→ **EXERCISE INSTRUCTIONS**
The exercise asks you to copy every line below in which "Tổng" appears.

(Figure record listings)
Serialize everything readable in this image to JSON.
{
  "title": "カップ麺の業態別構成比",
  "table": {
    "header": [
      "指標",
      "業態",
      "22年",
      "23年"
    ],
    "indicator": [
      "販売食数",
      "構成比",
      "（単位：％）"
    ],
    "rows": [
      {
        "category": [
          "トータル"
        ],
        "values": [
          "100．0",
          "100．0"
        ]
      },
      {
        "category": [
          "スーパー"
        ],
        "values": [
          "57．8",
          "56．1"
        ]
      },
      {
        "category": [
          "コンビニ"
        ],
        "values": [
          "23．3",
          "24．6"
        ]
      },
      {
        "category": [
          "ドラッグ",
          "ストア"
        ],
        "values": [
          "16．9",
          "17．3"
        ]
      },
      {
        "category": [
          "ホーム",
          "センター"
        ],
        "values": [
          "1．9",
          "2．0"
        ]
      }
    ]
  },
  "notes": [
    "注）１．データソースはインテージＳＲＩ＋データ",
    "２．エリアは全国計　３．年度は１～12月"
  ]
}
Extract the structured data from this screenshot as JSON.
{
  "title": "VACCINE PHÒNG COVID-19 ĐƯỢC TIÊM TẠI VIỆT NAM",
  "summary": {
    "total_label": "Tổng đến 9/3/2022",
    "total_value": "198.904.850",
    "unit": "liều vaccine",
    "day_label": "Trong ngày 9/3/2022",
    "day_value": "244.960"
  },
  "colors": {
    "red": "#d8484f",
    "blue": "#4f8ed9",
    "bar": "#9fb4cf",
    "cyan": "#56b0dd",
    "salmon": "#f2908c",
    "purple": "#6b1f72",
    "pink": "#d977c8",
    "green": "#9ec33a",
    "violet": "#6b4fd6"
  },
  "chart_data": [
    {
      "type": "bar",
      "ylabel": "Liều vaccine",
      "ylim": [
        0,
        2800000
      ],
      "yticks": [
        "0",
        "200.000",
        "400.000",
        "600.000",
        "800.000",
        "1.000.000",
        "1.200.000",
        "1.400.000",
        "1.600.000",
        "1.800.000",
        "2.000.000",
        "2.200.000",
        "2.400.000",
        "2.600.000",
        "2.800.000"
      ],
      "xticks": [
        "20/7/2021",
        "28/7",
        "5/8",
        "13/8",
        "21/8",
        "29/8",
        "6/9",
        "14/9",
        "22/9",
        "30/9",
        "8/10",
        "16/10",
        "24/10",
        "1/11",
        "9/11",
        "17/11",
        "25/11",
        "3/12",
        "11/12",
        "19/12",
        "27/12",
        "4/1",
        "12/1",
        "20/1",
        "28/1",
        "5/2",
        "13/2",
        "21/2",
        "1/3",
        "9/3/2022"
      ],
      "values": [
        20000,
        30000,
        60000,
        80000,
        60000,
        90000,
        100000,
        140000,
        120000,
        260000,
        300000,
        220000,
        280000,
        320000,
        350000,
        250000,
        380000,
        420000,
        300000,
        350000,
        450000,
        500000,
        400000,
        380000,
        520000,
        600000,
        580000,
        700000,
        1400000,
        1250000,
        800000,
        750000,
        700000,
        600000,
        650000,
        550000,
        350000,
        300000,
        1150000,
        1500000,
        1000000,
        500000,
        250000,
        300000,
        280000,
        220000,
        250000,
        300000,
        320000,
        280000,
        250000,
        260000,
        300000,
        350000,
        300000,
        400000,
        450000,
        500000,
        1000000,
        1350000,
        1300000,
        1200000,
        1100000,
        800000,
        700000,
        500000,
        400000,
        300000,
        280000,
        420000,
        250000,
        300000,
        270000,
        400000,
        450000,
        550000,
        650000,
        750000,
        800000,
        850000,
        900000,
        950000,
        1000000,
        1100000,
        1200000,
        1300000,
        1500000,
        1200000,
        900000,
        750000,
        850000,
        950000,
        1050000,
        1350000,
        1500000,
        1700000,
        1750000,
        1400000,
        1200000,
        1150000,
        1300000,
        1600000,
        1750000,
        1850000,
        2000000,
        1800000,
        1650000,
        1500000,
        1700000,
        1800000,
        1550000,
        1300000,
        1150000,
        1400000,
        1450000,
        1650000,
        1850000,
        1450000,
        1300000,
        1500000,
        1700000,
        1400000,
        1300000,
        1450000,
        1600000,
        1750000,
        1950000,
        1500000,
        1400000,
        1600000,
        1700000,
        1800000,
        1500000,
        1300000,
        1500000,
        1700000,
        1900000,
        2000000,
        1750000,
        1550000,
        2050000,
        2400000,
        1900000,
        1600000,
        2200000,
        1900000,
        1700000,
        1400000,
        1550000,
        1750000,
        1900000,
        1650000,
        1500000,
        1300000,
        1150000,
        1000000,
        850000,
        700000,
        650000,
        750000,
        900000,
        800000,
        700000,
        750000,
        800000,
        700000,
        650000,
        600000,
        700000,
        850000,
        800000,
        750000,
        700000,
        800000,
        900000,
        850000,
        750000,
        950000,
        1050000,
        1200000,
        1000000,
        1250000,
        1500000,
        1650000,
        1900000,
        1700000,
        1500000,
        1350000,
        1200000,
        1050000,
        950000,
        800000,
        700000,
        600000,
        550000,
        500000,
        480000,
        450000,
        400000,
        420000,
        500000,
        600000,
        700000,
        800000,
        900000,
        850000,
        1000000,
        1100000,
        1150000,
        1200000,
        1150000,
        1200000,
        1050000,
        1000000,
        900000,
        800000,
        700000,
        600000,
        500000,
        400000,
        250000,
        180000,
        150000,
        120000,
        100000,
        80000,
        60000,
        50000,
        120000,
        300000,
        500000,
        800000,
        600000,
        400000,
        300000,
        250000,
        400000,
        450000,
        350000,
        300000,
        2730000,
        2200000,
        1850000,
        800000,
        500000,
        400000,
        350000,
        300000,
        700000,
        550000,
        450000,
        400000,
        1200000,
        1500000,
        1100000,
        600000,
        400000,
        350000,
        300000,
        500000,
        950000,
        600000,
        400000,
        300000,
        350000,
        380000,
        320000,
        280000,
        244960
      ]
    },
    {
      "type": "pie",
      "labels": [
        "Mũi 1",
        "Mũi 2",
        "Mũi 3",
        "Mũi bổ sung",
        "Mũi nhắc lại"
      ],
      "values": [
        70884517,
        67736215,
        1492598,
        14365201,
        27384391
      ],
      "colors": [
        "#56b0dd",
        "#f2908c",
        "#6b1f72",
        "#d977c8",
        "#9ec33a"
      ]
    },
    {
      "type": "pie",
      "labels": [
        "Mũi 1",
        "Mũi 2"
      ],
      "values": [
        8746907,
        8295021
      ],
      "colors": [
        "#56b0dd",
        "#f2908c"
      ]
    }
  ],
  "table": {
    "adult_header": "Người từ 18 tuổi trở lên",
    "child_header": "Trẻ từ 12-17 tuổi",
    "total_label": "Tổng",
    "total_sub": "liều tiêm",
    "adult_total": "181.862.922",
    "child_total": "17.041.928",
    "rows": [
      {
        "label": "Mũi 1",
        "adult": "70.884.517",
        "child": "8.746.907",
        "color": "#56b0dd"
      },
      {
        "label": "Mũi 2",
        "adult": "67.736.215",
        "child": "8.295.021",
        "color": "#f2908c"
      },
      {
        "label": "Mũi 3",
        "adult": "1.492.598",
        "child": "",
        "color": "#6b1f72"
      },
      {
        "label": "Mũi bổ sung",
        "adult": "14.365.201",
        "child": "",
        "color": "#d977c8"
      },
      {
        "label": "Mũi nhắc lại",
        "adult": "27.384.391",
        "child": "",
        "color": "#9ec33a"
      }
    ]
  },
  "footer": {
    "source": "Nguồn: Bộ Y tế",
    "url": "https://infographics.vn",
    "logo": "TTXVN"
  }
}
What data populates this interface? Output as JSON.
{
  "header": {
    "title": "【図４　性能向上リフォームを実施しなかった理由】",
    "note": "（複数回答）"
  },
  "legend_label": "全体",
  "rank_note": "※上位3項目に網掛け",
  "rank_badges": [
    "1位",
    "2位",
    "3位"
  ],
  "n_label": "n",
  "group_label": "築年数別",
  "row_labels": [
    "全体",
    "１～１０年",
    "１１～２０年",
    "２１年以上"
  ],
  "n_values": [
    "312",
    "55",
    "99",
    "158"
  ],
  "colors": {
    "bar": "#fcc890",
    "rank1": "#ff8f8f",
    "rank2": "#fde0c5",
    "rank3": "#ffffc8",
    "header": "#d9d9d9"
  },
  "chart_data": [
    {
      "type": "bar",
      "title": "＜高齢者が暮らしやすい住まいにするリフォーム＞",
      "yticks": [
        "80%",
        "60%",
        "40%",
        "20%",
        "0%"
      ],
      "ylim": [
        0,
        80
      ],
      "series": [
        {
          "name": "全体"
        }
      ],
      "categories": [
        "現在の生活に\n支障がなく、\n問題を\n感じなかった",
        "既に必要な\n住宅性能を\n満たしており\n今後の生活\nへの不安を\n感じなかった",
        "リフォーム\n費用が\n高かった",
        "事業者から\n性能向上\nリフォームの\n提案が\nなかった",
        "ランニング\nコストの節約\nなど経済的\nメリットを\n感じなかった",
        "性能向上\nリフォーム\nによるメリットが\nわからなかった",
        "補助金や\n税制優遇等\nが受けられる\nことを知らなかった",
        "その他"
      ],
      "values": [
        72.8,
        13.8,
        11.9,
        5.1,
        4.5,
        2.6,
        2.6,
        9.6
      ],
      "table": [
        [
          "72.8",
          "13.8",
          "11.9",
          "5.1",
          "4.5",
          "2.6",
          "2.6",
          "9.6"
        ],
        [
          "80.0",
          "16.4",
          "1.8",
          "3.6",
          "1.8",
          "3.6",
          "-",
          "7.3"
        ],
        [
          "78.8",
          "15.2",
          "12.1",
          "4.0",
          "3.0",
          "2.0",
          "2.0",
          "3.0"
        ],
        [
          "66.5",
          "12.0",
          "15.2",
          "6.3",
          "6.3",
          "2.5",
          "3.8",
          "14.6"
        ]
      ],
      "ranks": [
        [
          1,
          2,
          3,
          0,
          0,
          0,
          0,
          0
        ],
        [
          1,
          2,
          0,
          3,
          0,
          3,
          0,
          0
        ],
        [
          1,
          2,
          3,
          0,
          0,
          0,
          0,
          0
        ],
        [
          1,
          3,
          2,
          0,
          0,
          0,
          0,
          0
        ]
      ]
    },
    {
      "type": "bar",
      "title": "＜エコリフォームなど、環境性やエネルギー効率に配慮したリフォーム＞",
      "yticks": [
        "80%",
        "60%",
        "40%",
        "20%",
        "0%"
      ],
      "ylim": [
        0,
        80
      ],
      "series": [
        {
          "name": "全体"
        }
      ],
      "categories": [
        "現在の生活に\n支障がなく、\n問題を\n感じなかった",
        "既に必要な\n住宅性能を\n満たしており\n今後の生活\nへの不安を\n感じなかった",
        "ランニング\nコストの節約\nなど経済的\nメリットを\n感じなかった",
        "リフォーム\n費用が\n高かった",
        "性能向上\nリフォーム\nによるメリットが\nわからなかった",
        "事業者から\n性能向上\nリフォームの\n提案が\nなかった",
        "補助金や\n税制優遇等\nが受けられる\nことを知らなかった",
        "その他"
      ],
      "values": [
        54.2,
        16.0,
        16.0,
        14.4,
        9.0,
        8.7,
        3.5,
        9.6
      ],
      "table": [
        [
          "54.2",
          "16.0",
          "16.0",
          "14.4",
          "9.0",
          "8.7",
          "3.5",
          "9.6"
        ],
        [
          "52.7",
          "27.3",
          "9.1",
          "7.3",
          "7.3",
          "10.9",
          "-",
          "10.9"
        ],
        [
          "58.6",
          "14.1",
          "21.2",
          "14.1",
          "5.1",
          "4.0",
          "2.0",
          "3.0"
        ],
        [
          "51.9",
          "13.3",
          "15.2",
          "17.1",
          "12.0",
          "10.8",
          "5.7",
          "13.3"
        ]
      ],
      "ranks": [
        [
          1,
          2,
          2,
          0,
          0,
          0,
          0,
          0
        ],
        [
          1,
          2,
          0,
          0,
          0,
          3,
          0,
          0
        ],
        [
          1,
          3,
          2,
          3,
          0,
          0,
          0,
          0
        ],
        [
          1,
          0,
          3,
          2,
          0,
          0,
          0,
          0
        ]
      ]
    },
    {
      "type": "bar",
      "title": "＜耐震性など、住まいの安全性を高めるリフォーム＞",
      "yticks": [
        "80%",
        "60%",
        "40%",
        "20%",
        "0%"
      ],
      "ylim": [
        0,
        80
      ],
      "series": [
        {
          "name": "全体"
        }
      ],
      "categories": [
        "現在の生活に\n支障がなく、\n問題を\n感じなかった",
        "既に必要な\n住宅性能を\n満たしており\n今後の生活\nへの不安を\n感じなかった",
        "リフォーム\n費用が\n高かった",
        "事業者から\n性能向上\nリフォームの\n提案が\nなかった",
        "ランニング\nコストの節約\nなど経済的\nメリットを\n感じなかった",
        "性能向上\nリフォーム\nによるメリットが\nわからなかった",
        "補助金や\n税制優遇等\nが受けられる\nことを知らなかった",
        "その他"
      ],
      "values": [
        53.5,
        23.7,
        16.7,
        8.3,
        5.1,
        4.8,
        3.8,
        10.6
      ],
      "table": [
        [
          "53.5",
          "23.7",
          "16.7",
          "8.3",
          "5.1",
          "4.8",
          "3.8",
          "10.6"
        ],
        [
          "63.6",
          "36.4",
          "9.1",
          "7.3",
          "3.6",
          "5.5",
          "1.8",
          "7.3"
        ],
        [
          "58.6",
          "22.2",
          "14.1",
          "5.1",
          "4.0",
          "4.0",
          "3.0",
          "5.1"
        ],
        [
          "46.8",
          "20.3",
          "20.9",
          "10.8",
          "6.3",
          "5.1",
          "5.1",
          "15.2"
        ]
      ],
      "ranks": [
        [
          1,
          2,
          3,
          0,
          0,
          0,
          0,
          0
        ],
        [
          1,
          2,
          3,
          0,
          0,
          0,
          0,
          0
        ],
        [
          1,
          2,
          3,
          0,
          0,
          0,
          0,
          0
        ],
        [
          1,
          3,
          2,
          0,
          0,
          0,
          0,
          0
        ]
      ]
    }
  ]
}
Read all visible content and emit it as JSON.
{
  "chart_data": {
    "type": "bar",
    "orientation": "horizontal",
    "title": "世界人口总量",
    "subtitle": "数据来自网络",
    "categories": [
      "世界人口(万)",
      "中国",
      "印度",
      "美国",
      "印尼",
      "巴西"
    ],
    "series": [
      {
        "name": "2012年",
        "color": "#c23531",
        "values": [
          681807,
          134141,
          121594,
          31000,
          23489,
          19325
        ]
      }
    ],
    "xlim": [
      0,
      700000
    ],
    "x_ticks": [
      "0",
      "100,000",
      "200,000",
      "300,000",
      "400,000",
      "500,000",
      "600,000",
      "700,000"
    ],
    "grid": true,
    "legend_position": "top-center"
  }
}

→ **SOLUTION FOR THIS EXERCISE**
    "total_label": "Tổng đến 9/3/2022",
    "total_label": "Tổng",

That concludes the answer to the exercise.